Show every line in the entries below where the word "name" appears.
━━━━
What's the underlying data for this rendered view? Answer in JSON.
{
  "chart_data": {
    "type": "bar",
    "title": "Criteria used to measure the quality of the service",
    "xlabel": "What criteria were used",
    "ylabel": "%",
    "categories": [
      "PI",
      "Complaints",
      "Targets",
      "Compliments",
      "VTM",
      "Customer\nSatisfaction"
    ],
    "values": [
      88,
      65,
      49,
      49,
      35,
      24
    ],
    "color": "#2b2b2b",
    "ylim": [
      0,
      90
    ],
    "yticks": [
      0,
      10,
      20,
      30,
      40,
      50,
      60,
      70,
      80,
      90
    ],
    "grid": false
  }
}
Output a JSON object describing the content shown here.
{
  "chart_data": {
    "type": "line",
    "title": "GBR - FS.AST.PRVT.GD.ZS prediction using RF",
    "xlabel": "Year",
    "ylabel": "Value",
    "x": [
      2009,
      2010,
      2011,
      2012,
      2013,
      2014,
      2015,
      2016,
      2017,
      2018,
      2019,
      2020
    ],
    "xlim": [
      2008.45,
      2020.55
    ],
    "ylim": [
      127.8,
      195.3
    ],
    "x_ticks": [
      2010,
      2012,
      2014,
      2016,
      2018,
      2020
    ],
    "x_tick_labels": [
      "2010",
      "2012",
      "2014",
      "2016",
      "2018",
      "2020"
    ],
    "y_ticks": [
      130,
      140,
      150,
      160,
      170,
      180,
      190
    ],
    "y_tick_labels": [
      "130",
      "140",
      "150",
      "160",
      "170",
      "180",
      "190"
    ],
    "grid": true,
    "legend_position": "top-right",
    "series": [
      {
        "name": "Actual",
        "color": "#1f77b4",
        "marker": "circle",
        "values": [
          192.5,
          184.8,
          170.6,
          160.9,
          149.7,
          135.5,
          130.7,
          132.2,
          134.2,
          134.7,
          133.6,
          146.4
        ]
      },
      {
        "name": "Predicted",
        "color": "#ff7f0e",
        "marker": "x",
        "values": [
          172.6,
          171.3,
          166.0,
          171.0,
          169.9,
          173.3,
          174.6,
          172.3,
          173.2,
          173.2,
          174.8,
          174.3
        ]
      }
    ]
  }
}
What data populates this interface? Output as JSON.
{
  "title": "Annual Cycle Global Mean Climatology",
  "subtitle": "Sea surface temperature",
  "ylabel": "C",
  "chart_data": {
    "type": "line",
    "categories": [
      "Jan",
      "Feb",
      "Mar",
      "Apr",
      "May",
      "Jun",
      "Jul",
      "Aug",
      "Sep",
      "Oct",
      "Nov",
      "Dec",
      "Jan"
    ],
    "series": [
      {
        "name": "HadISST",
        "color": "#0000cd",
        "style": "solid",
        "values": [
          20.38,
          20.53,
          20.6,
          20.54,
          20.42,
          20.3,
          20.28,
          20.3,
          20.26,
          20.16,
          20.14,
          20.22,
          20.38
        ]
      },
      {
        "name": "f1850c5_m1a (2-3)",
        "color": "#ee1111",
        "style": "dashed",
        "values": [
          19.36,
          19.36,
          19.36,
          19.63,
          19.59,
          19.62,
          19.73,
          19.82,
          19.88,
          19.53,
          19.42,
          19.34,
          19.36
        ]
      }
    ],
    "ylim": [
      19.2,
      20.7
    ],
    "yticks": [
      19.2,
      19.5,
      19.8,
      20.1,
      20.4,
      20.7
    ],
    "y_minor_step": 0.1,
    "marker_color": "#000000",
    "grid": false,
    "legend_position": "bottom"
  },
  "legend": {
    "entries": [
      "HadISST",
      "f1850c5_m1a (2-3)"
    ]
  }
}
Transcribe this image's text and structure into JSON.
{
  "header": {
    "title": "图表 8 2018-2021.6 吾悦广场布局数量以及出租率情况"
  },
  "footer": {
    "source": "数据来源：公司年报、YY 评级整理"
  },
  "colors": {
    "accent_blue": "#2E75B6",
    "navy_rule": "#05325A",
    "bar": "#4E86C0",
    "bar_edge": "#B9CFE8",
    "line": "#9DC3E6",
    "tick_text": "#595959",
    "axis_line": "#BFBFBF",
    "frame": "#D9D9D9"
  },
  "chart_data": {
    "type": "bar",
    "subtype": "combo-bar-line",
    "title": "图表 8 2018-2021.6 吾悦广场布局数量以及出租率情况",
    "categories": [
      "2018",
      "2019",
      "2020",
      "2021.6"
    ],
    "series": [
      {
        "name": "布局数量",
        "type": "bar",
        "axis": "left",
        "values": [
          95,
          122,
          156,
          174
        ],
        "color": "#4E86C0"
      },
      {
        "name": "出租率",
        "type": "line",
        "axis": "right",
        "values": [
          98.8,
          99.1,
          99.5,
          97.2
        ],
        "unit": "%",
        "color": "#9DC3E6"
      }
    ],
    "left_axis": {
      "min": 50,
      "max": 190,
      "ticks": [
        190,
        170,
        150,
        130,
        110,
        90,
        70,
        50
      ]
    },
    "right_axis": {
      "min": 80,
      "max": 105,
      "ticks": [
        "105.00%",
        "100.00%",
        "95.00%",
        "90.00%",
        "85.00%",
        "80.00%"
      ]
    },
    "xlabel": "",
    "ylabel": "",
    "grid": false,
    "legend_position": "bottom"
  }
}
━━━━
**Answer to this exercise**:
        "name": "Actual",
        "name": "Predicted",
        "name": "HadISST",
        "name": "f1850c5_m1a (2-3)",
        "name": "布局数量",
        "name": "出租率",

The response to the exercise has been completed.